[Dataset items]

◆ ◆ ◆ ◆ ◆

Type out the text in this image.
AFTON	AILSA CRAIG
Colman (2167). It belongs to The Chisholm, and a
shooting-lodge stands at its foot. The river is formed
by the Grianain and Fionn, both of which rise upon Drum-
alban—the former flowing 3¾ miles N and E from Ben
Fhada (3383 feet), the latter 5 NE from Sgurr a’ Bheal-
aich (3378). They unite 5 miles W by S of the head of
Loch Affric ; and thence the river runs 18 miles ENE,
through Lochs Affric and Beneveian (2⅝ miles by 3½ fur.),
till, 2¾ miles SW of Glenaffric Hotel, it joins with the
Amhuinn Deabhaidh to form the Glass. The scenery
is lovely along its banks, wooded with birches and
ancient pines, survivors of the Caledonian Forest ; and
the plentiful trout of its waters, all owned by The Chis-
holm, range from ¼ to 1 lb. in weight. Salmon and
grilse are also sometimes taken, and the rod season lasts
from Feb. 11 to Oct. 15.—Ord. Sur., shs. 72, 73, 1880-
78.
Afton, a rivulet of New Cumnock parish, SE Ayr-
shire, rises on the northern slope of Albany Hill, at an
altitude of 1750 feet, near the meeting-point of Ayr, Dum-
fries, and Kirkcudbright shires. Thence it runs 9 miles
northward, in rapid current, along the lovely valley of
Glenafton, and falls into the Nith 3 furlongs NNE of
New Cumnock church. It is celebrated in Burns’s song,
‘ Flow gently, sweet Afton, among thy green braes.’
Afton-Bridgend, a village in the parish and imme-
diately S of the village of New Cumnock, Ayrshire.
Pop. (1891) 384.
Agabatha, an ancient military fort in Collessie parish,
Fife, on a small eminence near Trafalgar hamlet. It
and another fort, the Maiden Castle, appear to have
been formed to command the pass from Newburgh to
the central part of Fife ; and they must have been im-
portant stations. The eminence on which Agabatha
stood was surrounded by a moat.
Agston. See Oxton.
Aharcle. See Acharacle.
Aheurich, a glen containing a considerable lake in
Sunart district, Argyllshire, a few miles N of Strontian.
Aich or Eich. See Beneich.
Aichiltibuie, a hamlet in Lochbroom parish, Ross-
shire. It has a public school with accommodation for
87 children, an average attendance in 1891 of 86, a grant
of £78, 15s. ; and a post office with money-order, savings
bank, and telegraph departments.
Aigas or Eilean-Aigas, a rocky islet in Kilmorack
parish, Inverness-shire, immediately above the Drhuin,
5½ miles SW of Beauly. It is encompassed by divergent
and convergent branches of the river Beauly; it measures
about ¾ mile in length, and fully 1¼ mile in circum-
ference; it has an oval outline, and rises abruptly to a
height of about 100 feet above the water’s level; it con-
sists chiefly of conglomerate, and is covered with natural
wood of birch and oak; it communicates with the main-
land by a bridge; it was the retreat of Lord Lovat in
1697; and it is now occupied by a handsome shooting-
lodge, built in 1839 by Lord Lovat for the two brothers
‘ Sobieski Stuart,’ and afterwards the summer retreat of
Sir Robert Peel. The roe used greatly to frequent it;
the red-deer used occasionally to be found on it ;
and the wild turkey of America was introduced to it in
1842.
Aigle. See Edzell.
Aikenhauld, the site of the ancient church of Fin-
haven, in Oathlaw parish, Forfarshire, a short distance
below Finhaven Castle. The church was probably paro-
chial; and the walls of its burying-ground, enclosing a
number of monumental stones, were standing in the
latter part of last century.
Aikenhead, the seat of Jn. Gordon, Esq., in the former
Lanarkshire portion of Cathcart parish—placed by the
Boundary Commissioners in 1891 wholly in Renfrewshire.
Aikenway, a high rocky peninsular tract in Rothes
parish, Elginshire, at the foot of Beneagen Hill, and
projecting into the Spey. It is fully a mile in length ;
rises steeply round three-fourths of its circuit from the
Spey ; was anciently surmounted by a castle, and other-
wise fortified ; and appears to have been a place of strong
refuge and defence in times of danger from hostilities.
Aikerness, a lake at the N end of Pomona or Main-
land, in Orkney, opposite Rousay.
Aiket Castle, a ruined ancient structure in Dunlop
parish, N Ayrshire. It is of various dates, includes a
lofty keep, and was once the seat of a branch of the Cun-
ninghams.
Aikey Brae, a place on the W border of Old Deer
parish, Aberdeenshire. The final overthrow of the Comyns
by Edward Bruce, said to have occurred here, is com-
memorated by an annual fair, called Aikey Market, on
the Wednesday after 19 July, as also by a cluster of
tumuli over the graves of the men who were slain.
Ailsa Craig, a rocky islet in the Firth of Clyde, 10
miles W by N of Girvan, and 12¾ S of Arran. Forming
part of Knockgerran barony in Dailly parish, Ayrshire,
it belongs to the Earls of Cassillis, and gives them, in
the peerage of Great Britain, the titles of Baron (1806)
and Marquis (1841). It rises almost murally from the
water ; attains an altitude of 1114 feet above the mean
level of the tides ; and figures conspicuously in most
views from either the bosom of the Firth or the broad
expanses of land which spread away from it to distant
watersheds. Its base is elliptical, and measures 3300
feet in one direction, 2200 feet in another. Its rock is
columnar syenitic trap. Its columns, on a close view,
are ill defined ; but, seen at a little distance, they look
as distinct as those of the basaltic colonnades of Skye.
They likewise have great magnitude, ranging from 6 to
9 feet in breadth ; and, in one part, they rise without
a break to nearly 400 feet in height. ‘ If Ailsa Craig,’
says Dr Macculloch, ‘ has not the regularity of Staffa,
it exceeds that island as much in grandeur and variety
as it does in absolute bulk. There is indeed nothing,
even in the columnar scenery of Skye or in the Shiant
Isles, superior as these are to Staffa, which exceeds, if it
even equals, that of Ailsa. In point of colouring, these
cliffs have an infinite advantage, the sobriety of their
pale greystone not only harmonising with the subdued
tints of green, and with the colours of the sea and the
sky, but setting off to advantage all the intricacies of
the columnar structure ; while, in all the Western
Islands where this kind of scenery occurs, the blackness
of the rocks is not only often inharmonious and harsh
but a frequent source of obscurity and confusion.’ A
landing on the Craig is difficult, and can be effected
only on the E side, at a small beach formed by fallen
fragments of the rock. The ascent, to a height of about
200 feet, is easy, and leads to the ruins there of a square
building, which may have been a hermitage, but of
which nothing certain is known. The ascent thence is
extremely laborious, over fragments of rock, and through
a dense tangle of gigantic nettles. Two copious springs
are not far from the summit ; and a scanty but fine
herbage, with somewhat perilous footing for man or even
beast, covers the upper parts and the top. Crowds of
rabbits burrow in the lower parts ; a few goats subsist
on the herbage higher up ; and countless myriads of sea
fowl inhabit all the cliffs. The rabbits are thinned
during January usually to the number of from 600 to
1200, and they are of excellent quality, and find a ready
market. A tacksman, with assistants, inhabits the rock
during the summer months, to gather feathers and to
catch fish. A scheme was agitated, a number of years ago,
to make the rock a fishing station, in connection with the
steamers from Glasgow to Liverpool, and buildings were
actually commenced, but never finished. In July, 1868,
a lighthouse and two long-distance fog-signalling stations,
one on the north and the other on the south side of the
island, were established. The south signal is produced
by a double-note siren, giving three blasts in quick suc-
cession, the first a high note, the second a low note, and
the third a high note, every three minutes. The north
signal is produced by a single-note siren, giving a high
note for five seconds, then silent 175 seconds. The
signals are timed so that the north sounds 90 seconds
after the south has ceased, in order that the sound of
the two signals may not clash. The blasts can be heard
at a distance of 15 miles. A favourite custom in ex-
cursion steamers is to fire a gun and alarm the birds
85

◆ ◆ ◆ ◆ ◆

**Problem details**
Scan the material above. Return every line containing the string "fully".

**Response**
about ¾ mile in length, and fully 1¼ mile in circum-
projecting into the Spey. It is fully a mile in length ;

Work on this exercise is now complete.